- _Excerpted text_
Songoftheday 4/16/14 - In 1965 Vietnam seemed like just another foreign war but it wasn't, it was different in many ways as so were those that did the fighting...


Paul Hardcastle - "19"
from the album Hardcastle (1985)
Billboard Hot 100 peak:  #15 (two weeks)
Weeks in the Top-40: 8

Today's Song of the Day is from British jazz-dance musician Paul Hardcastle, who released his first album in England in 1984, and just missed the top-40 there with the electronic bleeps of  the medley of "You're The One For Me/Daybreak/AM" (the first being a remake of the D-Train club classic). The following year, his composition "Rainforest" met the same peak, #41, while becoming a top-5 soul/#2 dance/minor pop hit in America. That record incorporated drum machine patterns widely in use in freestyle Latin pop music at that time, and he would do it again for his next single release, "19". But instead of an instrumental of a rehashed club vocal, Paul used samples of a war documentary along with voice clips of TV narrator Peter Thomas (Nova). Somehow the combo of breakdance beats and news-style footage caught on around the world like hotcakes, with a hook based on the theory that the average age of the American fighters in the Vietnam War were 19...

- _Given information_
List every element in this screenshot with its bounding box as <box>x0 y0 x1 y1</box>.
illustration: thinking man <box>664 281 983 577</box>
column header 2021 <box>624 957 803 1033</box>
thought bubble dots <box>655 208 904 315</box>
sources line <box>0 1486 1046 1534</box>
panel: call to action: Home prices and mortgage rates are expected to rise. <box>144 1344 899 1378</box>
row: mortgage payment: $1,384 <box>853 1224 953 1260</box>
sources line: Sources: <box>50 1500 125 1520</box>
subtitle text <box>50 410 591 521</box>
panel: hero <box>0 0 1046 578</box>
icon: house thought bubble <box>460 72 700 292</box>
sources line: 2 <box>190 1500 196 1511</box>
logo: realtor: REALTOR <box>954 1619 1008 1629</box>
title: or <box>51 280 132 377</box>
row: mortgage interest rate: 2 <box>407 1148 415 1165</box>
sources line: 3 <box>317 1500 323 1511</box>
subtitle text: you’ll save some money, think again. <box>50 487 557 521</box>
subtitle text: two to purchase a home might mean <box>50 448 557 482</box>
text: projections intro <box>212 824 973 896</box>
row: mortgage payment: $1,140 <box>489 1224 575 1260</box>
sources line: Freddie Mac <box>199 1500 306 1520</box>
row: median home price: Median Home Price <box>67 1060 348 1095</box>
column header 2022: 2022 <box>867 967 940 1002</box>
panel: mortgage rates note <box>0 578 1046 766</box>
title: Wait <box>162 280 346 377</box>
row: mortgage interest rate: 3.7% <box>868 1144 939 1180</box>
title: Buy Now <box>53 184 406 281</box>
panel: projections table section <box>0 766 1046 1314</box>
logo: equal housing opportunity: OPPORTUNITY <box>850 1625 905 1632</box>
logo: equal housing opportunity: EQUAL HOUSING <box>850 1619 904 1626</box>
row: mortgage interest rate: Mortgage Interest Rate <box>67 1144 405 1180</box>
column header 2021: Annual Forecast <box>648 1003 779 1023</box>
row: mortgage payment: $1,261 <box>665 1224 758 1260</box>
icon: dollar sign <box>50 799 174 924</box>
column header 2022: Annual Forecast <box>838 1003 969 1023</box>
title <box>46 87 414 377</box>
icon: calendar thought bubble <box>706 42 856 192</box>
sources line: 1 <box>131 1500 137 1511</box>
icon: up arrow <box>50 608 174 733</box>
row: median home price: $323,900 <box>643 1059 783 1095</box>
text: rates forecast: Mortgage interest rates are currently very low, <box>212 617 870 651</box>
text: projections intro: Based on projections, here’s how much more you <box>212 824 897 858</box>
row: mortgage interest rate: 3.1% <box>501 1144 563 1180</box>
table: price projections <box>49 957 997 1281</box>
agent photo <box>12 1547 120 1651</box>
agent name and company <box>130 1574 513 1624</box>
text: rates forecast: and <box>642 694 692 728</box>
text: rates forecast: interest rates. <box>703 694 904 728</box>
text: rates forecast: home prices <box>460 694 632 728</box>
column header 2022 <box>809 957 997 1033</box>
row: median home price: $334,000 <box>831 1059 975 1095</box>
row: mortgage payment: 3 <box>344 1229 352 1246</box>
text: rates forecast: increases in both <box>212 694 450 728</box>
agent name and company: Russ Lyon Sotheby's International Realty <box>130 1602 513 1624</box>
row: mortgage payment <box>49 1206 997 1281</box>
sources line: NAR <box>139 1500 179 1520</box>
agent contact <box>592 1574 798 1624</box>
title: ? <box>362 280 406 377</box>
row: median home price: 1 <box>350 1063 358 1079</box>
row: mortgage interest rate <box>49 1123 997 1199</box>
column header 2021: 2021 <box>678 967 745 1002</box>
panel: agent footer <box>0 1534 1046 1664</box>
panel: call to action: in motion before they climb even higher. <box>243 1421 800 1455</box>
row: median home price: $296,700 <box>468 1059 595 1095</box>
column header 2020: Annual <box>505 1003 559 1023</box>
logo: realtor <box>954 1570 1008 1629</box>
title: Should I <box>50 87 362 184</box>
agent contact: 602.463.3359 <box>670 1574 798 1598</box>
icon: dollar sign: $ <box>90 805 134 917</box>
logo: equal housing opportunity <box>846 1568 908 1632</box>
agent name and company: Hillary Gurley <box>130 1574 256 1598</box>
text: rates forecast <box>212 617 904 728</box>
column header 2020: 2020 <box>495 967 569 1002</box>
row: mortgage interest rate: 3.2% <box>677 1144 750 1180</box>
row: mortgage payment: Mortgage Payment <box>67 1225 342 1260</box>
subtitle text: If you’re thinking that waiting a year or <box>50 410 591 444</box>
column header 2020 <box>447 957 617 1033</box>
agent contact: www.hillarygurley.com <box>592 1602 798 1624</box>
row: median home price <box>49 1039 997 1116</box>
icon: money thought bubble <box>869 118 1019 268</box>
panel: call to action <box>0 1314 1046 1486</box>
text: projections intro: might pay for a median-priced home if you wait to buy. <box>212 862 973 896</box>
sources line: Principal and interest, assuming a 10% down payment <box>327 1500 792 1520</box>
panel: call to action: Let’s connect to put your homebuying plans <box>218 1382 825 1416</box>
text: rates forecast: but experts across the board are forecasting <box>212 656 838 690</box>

- _To-do list_
• A. In the post about "19," rewrite the stretch from "Songoftheday 4/16/14 - In" through "album Hardcastle (1985)", replacing "foreign" with "distant".
• B. According to the post about Paul Hardcastle's "19," whose voice clips did Hardcastle use on that single?
The listing has no connection to the post about Paul Hardcastle's "19".

- _Answers given_
• A.
Songoftheday 4/16/14 - In 1965 Vietnam seemed like just another distant war but it wasn't, it was different in many ways as so were those that did the fighting...


Paul Hardcastle - "19"
from the album Hardcastle (1985)

• B. TV narrator Peter Thomas (Nova).